■ What is needed
Scan the data below for the string "CORRELATION". Show every line where it turns up.

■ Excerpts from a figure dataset
▶
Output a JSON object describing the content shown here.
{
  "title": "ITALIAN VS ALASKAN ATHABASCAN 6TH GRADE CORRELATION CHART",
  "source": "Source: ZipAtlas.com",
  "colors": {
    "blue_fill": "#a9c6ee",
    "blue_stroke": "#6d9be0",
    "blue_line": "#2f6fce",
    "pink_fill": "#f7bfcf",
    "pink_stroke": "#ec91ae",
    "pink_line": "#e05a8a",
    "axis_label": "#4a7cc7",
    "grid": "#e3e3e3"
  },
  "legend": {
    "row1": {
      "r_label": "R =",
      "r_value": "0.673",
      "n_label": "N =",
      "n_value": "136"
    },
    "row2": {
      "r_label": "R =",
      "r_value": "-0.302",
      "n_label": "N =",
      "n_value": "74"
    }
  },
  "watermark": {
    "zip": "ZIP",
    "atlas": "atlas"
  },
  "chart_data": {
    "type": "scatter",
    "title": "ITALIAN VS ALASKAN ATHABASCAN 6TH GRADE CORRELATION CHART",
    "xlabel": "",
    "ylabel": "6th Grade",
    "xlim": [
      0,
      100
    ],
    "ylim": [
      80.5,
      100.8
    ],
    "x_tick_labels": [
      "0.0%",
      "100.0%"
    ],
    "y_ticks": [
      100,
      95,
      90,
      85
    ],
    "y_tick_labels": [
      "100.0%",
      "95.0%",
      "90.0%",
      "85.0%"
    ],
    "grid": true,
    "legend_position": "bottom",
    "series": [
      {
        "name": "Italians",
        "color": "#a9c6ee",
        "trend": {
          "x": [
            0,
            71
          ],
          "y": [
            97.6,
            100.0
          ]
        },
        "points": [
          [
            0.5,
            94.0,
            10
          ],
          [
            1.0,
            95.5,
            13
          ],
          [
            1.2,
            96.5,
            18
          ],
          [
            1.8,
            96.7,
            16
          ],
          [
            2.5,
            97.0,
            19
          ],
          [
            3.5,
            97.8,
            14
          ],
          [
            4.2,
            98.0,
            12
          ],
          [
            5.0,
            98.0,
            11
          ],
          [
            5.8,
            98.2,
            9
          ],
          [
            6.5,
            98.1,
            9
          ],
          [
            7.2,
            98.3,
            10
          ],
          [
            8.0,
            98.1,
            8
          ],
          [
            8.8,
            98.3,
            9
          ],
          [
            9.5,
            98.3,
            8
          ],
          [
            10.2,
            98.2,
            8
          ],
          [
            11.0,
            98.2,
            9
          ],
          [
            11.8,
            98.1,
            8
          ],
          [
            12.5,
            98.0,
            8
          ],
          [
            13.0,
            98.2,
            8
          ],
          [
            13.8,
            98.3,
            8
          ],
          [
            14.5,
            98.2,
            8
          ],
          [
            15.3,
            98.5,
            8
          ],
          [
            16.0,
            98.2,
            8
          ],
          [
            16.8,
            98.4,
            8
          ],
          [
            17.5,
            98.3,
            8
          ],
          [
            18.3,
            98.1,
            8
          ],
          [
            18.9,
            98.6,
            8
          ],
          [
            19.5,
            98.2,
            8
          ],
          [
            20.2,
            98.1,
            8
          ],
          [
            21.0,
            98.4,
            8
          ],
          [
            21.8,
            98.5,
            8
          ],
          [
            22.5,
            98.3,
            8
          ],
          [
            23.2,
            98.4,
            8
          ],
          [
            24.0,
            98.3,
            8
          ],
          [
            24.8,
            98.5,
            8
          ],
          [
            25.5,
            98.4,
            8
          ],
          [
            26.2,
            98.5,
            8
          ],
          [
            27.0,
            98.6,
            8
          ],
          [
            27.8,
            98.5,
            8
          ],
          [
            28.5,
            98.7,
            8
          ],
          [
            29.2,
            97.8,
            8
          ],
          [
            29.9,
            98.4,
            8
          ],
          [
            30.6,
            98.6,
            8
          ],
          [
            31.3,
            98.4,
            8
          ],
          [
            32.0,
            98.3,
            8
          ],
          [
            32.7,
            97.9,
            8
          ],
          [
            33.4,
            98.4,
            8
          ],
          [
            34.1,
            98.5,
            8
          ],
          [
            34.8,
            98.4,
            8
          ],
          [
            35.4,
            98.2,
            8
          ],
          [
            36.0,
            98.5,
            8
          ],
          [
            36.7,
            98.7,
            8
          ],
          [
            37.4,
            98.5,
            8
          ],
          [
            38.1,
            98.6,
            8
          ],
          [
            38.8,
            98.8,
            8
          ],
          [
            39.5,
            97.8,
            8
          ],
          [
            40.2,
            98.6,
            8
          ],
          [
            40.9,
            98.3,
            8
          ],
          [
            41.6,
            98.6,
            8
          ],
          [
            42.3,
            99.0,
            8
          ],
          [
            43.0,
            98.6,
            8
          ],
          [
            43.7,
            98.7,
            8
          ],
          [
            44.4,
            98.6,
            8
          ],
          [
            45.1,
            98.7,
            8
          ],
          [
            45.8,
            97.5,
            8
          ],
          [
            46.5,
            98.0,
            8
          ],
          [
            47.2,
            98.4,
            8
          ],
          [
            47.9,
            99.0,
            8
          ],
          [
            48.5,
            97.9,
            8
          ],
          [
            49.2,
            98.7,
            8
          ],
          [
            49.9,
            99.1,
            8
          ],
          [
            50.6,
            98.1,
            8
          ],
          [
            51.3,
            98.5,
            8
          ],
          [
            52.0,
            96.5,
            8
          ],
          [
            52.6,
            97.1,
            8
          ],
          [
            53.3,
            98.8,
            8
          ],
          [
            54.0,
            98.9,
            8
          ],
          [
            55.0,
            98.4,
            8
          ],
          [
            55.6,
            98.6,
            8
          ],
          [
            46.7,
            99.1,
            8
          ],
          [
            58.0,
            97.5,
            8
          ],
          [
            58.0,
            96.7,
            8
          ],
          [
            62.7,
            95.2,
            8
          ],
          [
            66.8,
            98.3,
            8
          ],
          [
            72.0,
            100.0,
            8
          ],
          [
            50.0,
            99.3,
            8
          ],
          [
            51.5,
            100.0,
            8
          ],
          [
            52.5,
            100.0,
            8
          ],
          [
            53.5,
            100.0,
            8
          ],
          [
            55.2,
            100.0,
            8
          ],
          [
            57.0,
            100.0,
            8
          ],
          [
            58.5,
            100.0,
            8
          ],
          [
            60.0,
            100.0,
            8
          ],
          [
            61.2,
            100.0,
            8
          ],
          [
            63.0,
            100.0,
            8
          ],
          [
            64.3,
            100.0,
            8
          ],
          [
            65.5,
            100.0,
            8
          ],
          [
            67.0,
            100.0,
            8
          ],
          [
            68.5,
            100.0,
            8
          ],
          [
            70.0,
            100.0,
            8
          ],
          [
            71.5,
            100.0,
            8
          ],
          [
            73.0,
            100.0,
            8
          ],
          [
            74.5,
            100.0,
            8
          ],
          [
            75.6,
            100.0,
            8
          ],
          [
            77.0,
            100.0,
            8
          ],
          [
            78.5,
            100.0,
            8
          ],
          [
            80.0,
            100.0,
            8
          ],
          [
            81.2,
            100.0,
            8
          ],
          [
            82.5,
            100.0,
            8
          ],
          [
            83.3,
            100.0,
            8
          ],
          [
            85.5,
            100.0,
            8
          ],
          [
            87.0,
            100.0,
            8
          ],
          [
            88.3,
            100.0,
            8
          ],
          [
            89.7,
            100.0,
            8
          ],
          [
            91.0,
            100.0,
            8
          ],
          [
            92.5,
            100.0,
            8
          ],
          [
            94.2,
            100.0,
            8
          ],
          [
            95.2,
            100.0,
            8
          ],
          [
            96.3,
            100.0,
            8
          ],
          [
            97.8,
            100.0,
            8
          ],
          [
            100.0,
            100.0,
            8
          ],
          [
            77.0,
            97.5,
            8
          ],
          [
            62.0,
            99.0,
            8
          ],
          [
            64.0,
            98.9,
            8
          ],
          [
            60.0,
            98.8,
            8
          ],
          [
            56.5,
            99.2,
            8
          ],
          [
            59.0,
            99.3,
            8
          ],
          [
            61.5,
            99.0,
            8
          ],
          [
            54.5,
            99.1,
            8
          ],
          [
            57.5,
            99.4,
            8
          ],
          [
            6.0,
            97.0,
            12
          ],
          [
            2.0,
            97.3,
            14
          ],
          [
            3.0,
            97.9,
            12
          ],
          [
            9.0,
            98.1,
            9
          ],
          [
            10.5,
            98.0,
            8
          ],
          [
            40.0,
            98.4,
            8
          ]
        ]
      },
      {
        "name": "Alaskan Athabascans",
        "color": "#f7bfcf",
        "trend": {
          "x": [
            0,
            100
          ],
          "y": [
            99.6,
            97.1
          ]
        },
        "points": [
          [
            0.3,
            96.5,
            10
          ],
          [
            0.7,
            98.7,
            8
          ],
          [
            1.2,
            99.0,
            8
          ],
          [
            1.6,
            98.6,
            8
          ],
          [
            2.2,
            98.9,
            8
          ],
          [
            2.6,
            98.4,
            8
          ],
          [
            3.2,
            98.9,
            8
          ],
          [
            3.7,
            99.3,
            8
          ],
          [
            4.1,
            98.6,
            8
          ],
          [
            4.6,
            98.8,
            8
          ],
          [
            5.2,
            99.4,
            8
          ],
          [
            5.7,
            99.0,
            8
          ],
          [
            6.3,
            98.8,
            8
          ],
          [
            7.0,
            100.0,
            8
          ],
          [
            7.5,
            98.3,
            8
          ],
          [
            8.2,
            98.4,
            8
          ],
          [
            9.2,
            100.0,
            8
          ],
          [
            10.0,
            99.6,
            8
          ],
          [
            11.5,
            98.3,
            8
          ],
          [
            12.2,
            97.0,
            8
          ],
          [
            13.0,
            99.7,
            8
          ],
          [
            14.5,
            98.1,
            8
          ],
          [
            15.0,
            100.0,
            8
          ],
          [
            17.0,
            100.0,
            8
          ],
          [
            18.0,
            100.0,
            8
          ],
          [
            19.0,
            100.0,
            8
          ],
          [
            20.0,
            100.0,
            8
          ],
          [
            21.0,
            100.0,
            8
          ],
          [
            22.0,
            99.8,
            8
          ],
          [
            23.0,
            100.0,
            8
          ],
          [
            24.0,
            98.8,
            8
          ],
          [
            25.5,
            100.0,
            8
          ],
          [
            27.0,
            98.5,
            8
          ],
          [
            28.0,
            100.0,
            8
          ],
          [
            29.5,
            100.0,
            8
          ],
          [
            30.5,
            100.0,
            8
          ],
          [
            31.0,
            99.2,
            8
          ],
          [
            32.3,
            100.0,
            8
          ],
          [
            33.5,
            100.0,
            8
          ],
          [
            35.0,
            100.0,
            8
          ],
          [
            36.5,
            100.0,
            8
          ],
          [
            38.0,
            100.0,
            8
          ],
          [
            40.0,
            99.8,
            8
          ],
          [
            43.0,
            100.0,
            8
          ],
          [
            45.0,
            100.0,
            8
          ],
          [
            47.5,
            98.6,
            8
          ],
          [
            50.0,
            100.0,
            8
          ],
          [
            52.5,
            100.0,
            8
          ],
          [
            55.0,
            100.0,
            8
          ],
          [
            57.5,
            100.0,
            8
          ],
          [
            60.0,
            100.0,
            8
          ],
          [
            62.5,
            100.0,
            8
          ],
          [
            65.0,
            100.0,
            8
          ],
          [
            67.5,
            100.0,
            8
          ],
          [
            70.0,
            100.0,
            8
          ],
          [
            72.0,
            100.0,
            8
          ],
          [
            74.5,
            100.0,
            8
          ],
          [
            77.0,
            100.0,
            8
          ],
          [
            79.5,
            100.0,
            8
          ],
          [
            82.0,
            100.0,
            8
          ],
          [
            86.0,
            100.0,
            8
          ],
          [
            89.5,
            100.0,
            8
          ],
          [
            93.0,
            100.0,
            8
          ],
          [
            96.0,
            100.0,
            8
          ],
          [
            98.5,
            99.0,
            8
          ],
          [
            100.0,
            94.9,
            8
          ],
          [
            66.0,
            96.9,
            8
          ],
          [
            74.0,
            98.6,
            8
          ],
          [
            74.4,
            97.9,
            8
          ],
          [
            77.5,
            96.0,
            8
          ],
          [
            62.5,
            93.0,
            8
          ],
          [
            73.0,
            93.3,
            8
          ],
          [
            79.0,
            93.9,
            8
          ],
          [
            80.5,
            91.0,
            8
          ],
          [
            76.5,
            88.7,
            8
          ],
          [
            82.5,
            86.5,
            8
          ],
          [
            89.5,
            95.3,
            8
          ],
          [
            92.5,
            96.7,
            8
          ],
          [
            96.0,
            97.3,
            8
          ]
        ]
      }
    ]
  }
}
◀
■ Solved exercise
  "title": "ITALIAN VS ALASKAN ATHABASCAN 6TH GRADE CORRELATION CHART",
    "title": "ITALIAN VS ALASKAN ATHABASCAN 6TH GRADE CORRELATION CHART",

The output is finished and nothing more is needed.